Source records
— start —
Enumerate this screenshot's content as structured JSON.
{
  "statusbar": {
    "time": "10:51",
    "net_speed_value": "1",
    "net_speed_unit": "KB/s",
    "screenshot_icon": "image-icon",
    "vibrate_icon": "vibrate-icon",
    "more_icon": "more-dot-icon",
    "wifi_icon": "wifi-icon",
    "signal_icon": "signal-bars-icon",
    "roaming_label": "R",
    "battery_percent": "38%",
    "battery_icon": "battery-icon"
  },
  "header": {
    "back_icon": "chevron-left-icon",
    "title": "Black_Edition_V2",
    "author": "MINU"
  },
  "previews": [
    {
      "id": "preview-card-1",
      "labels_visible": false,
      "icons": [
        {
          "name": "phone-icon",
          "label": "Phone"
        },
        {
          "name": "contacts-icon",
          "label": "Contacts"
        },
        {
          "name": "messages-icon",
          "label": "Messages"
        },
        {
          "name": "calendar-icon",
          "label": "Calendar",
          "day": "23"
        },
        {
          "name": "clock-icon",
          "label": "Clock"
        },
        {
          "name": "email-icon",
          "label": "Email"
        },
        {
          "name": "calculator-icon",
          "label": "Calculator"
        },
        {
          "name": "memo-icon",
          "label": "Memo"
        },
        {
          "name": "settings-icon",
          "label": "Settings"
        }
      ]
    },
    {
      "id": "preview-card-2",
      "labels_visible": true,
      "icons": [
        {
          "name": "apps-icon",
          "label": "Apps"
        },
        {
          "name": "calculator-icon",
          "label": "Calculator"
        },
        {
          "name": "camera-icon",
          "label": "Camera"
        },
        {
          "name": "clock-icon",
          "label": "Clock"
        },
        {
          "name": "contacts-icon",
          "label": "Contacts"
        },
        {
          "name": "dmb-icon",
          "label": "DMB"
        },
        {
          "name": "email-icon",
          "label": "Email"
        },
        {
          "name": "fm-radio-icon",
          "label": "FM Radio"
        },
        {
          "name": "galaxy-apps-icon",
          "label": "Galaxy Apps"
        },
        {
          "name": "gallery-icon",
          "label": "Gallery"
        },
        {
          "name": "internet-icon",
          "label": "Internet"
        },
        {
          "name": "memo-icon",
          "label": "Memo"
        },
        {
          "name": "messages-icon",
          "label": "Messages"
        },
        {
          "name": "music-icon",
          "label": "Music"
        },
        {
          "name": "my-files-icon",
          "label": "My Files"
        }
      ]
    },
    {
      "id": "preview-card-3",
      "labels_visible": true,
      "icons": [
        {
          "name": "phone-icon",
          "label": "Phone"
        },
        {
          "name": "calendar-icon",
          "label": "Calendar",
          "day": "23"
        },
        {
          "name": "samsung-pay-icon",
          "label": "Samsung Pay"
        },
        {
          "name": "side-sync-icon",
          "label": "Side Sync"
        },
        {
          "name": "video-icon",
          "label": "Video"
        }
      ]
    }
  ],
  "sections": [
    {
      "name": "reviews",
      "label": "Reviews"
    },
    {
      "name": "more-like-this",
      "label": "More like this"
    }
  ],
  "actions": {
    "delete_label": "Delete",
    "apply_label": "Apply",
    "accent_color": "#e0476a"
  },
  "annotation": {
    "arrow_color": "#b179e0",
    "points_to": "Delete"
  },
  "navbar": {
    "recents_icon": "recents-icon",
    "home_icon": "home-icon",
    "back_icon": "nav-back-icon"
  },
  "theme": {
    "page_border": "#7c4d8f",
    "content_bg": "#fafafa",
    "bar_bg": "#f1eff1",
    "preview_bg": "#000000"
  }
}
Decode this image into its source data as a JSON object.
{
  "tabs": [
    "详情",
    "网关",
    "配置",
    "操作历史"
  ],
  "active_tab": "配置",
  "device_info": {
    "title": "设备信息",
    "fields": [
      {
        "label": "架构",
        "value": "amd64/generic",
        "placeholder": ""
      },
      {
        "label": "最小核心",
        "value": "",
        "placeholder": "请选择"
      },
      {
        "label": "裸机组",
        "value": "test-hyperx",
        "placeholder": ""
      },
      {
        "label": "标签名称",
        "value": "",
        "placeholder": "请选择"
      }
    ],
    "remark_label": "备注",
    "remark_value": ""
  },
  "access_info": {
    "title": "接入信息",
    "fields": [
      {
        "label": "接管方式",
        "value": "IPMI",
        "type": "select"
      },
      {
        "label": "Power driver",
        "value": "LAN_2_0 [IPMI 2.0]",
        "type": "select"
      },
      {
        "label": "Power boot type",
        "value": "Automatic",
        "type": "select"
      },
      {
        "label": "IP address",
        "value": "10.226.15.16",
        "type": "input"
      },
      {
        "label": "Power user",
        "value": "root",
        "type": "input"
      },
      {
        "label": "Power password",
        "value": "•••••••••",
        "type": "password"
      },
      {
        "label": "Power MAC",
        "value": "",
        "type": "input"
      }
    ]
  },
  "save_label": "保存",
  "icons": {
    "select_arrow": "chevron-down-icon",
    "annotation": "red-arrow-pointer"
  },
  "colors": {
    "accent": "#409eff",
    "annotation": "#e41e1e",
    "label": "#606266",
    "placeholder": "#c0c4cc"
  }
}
— end —
§ Set task
Give the count of lines that hold the word "like", with nothing added.

§ Full answer
2